**Set exercise**:
Among the entries below, count the lines that contain the word "subtitle". Write down only the total.

Records excerpted from a collection
* * *
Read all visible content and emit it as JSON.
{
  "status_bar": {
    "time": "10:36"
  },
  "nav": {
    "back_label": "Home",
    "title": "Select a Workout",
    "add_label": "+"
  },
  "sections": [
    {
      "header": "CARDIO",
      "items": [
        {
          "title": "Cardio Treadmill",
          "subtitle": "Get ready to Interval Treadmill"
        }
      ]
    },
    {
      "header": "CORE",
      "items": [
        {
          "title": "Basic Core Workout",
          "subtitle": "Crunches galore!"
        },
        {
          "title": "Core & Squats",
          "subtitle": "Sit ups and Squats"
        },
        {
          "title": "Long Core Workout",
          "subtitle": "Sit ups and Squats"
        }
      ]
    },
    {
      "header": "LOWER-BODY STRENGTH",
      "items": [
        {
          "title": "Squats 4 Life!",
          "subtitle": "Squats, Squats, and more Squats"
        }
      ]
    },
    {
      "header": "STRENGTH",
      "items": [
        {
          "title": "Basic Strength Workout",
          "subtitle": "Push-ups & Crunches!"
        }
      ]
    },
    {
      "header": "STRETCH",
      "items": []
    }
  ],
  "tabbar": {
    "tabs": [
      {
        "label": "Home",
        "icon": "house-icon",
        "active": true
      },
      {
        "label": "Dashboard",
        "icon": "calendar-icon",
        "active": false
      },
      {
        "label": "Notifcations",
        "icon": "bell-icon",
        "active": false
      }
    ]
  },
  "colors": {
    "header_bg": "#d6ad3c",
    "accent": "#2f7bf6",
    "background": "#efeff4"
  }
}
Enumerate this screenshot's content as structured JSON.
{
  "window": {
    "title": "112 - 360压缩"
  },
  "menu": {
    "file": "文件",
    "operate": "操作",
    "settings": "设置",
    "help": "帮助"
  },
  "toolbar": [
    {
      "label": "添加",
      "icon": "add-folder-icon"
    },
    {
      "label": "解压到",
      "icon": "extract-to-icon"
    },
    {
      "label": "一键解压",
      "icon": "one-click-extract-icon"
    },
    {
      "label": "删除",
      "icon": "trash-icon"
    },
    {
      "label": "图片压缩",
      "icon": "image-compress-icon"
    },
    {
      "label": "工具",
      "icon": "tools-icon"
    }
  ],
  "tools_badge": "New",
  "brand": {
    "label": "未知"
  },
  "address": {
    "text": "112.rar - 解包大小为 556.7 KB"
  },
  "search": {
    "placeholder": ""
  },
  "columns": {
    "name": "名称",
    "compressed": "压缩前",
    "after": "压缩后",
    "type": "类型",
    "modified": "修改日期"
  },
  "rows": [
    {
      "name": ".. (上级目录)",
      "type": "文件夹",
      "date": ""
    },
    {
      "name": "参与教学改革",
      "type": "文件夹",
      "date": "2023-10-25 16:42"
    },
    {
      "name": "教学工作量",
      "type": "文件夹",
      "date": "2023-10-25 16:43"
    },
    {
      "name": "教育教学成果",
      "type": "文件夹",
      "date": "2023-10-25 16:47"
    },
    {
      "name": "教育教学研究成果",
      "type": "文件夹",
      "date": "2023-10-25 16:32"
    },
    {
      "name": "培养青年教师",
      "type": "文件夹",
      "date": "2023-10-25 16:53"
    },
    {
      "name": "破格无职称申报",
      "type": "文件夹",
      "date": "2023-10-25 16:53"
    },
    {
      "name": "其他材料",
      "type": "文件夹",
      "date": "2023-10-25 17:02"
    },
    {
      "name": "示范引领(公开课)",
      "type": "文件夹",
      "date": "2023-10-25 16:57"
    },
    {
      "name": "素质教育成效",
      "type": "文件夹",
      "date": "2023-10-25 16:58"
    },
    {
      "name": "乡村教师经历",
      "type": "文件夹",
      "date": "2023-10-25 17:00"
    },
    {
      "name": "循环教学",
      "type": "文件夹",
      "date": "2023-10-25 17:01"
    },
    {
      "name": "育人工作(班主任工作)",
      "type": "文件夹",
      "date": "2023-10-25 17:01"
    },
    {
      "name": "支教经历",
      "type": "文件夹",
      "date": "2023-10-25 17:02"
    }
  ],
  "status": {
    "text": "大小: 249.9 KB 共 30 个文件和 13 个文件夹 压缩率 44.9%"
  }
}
* * *
**Written solution**:
6